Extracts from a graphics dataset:
::::
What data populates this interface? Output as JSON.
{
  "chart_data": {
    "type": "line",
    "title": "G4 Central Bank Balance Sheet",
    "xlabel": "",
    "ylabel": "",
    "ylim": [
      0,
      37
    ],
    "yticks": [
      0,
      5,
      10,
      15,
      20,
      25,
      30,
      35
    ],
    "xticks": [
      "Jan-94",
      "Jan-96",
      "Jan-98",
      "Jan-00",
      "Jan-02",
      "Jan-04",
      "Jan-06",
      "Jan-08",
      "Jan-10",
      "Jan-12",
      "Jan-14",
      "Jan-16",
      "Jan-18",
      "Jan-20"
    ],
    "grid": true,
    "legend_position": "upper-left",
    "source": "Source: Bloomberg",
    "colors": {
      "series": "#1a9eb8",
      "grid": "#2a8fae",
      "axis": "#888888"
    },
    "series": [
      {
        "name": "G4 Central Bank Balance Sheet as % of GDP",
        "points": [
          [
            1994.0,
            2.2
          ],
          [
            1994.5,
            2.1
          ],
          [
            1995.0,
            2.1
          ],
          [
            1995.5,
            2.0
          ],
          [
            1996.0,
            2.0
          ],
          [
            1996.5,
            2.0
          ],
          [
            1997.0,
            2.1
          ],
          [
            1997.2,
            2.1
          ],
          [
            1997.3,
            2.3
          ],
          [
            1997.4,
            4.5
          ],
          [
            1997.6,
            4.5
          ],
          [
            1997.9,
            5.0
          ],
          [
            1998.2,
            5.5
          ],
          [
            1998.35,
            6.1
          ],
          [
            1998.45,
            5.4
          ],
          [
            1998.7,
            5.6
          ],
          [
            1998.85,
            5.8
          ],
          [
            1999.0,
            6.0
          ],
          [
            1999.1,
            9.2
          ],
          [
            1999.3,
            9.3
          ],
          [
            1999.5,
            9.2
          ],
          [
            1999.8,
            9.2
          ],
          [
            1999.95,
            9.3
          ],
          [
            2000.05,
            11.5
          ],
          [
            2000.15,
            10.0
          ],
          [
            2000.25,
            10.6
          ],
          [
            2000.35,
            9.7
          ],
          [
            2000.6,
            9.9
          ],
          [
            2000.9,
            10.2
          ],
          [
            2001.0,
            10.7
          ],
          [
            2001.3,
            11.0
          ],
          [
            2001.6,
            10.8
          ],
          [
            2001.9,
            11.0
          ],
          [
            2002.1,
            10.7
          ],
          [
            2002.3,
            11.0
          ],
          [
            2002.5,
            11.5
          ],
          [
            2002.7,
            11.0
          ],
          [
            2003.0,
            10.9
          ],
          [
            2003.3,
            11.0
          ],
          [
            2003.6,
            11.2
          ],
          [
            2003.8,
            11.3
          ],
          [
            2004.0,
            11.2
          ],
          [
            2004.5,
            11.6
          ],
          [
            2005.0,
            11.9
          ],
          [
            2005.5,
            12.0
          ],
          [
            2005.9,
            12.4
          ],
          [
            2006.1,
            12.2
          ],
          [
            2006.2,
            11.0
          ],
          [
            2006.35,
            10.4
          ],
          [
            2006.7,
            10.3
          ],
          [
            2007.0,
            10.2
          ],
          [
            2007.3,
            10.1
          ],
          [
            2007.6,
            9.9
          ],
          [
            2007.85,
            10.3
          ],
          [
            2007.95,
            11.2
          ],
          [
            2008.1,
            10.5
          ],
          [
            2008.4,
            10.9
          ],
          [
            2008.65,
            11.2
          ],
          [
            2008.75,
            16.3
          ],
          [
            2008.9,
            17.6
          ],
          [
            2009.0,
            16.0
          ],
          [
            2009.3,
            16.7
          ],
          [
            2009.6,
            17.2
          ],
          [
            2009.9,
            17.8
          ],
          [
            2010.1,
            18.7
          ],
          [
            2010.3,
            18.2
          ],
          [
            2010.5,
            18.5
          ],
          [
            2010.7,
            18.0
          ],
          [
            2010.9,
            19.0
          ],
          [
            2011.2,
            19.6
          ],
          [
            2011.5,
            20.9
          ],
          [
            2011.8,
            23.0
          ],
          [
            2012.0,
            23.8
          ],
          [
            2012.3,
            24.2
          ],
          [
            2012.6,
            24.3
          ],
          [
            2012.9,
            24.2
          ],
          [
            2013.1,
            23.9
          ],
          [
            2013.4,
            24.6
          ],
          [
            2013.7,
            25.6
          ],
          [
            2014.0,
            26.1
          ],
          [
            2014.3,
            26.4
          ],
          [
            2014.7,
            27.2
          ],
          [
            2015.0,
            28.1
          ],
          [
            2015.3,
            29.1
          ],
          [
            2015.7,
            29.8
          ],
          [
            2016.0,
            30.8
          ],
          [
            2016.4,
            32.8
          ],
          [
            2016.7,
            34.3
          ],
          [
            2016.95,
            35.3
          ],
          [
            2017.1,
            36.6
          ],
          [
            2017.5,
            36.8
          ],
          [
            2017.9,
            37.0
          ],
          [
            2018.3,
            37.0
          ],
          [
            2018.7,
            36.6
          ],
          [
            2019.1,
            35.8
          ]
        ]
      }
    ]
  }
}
::::
Task to carry out
Reproduce the material above, every line of it, exactly.

Task output
What data populates this interface? Output as JSON.
{
  "chart_data": {
    "type": "line",
    "title": "G4 Central Bank Balance Sheet",
    "xlabel": "",
    "ylabel": "",
    "ylim": [
      0,
      37
    ],
    "yticks": [
      0,
      5,
      10,
      15,
      20,
      25,
      30,
      35
    ],
    "xticks": [
      "Jan-94",
      "Jan-96",
      "Jan-98",
      "Jan-00",
      "Jan-02",
      "Jan-04",
      "Jan-06",
      "Jan-08",
      "Jan-10",
      "Jan-12",
      "Jan-14",
      "Jan-16",
      "Jan-18",
      "Jan-20"
    ],
    "grid": true,
    "legend_position": "upper-left",
    "source": "Source: Bloomberg",
    "colors": {
      "series": "#1a9eb8",
      "grid": "#2a8fae",
      "axis": "#888888"
    },
    "series": [
      {
        "name": "G4 Central Bank Balance Sheet as % of GDP",
        "points": [
          [
            1994.0,
            2.2
          ],
          [
            1994.5,
            2.1
          ],
          [
            1995.0,
            2.1
          ],
          [
            1995.5,
            2.0
          ],
          [
            1996.0,
            2.0
          ],
          [
            1996.5,
            2.0
          ],
          [
            1997.0,
            2.1
          ],
          [
            1997.2,
            2.1
          ],
          [
            1997.3,
            2.3
          ],
          [
            1997.4,
            4.5
          ],
          [
            1997.6,
            4.5
          ],
          [
            1997.9,
            5.0
          ],
          [
            1998.2,
            5.5
          ],
          [
            1998.35,
            6.1
          ],
          [
            1998.45,
            5.4
          ],
          [
            1998.7,
            5.6
          ],
          [
            1998.85,
            5.8
          ],
          [
            1999.0,
            6.0
          ],
          [
            1999.1,
            9.2
          ],
          [
            1999.3,
            9.3
          ],
          [
            1999.5,
            9.2
          ],
          [
            1999.8,
            9.2
          ],
          [
            1999.95,
            9.3
          ],
          [
            2000.05,
            11.5
          ],
          [
            2000.15,
            10.0
          ],
          [
            2000.25,
            10.6
          ],
          [
            2000.35,
            9.7
          ],
          [
            2000.6,
            9.9
          ],
          [
            2000.9,
            10.2
          ],
          [
            2001.0,
            10.7
          ],
          [
            2001.3,
            11.0
          ],
          [
            2001.6,
            10.8
          ],
          [
            2001.9,
            11.0
          ],
          [
            2002.1,
            10.7
          ],
          [
            2002.3,
            11.0
          ],
          [
            2002.5,
            11.5
          ],
          [
            2002.7,
            11.0
          ],
          [
            2003.0,
            10.9
          ],
          [
            2003.3,
            11.0
          ],
          [
            2003.6,
            11.2
          ],
          [
            2003.8,
            11.3
          ],
          [
            2004.0,
            11.2
          ],
          [
            2004.5,
            11.6
          ],
          [
            2005.0,
            11.9
          ],
          [
            2005.5,
            12.0
          ],
          [
            2005.9,
            12.4
          ],
          [
            2006.1,
            12.2
          ],
          [
            2006.2,
            11.0
          ],
          [
            2006.35,
            10.4
          ],
          [
            2006.7,
            10.3
          ],
          [
            2007.0,
            10.2
          ],
          [
            2007.3,
            10.1
          ],
          [
            2007.6,
            9.9
          ],
          [
            2007.85,
            10.3
          ],
          [
            2007.95,
            11.2
          ],
          [
            2008.1,
            10.5
          ],
          [
            2008.4,
            10.9
          ],
          [
            2008.65,
            11.2
          ],
          [
            2008.75,
            16.3
          ],
          [
            2008.9,
            17.6
          ],
          [
            2009.0,
            16.0
          ],
          [
            2009.3,
            16.7
          ],
          [
            2009.6,
            17.2
          ],
          [
            2009.9,
            17.8
          ],
          [
            2010.1,
            18.7
          ],
          [
            2010.3,
            18.2
          ],
          [
            2010.5,
            18.5
          ],
          [
            2010.7,
            18.0
          ],
          [
            2010.9,
            19.0
          ],
          [
            2011.2,
            19.6
          ],
          [
            2011.5,
            20.9
          ],
          [
            2011.8,
            23.0
          ],
          [
            2012.0,
            23.8
          ],
          [
            2012.3,
            24.2
          ],
          [
            2012.6,
            24.3
          ],
          [
            2012.9,
            24.2
          ],
          [
            2013.1,
            23.9
          ],
          [
            2013.4,
            24.6
          ],
          [
            2013.7,
            25.6
          ],
          [
            2014.0,
            26.1
          ],
          [
            2014.3,
            26.4
          ],
          [
            2014.7,
            27.2
          ],
          [
            2015.0,
            28.1
          ],
          [
            2015.3,
            29.1
          ],
          [
            2015.7,
            29.8
          ],
          [
            2016.0,
            30.8
          ],
          [
            2016.4,
            32.8
          ],
          [
            2016.7,
            34.3
          ],
          [
            2016.95,
            35.3
          ],
          [
            2017.1,
            36.6
          ],
          [
            2017.5,
            36.8
          ],
          [
            2017.9,
            37.0
          ],
          [
            2018.3,
            37.0
          ],
          [
            2018.7,
            36.6
          ],
          [
            2019.1,
            35.8
          ]
        ]
      }
    ]
  }
}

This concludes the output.